EXCERPTED TEXT:

An update and shout-out to teri and wordwench. I recently, after 29 years and my last post, parted ways with the Catholic Church, as it was getting in the way of my relationship with God. It was the hardest thing I have ever done, but I know it was the right thing to do. The dogma, politics and female-repressiveness just became too much. Especially when, in an effort to find some sort of counsel, I approached several priests, including my parish priest, with my "childfree by choice" stance, questioning the free will and internal conscience in the eyes of the Church and God. Apparently, in the eyes of the Church, those reasons --internal conscience, knowing yourself -- are not good enough. One priest said that he doubted the validity of my marriage in the Church, because I married knowing I might not want children and he even suggested annulment. I had the "Be fruitful and multiply" line tossed out at me on several occasions, with no one viewing it as a possible blessing rather than a command to breed. I left the Church and its man-obsessed dogma and took God with me. I have never felt closer to the Holy Spirit and able to focus fully on God in my own way. God and the Church are two entirely different entities from one another, moving in two different directions. In my parting ways from the Church, I too, have just started a childfree, recovering Catholic blog at http://craftingtheschism.blogspot.com/
Thank you, Purple Women, for leading the charge and putting this topic up for discussion. God Bless!

RECORD EXCERPTS:
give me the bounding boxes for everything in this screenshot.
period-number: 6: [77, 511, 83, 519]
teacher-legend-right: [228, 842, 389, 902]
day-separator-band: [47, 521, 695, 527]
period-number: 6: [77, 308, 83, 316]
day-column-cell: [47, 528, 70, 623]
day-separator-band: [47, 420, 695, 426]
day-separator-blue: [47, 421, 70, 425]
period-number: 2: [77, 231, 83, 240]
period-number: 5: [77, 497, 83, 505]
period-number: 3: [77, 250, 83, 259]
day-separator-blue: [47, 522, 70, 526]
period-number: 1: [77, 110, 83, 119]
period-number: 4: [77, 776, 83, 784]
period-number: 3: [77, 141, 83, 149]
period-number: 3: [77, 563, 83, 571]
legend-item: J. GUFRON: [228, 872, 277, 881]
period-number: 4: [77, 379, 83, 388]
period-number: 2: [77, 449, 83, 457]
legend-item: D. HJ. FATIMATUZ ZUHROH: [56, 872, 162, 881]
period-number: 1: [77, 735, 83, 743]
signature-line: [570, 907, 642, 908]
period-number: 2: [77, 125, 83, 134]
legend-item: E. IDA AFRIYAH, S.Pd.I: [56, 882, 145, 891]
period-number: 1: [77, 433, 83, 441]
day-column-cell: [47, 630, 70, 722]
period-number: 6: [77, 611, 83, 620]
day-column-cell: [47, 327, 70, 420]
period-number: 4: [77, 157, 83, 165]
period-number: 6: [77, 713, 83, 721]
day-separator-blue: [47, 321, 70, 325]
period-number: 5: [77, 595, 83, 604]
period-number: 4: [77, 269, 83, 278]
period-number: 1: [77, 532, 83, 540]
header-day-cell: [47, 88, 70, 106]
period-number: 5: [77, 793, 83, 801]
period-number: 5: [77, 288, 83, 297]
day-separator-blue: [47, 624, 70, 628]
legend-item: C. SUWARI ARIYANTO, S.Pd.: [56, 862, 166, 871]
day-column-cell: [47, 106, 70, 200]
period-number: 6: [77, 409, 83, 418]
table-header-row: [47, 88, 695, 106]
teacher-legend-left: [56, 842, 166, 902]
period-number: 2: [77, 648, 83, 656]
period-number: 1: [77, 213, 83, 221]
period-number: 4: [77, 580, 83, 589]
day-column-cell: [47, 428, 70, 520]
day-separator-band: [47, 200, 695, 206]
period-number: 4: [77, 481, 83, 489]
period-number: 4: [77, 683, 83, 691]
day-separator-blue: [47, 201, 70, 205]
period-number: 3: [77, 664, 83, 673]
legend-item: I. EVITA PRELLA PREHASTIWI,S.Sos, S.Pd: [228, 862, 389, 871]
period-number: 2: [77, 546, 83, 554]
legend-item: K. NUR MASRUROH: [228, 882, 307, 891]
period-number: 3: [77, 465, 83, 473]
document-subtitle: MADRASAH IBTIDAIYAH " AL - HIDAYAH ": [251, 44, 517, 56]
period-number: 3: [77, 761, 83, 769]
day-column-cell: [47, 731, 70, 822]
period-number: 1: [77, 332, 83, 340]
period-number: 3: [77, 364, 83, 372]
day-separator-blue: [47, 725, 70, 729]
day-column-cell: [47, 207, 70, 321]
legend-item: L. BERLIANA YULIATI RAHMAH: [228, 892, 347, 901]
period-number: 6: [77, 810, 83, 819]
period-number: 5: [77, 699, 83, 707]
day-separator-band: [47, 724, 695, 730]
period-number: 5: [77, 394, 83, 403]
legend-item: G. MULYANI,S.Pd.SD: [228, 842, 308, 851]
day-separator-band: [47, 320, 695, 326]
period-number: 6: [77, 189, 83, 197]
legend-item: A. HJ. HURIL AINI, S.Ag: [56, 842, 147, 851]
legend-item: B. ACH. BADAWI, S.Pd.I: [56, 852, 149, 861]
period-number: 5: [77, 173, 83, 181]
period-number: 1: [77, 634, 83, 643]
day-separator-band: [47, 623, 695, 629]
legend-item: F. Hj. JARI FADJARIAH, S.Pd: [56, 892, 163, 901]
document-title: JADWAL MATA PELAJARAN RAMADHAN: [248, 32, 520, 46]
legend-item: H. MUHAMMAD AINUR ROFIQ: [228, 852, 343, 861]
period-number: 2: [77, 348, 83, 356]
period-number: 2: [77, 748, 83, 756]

ABOUT THIS TASK: Retype the entire post above about leaving the Catholic Church, keeping every word, space, and punctuation mark unchanged.

ANSWER TO THE PROBLEM:
An update and shout-out to teri and wordwench. I recently, after 29 years and my last post, parted ways with the Catholic Church, as it was getting in the way of my relationship with God. It was the hardest thing I have ever done, but I know it was the right thing to do. The dogma, politics and female-repressiveness just became too much. Especially when, in an effort to find some sort of counsel, I approached several priests, including my parish priest, with my "childfree by choice" stance, questioning the free will and internal conscience in the eyes of the Church and God. Apparently, in the eyes of the Church, those reasons --internal conscience, knowing yourself -- are not good enough. One priest said that he doubted the validity of my marriage in the Church, because I married knowing I might not want children and he even suggested annulment. I had the "Be fruitful and multiply" line tossed out at me on several occasions, with no one viewing it as a possible blessing rather than a command to breed. I left the Church and its man-obsessed dogma and took God with me. I have never felt closer to the Holy Spirit and able to focus fully on God in my own way. God and the Church are two entirely different entities from one another, moving in two different directions. In my parting ways from the Church, I too, have just started a childfree, recovering Catholic blog at http://craftingtheschism.blogspot.com/
Thank you, Purple Women, for leading the charge and putting this topic up for discussion. God Bless!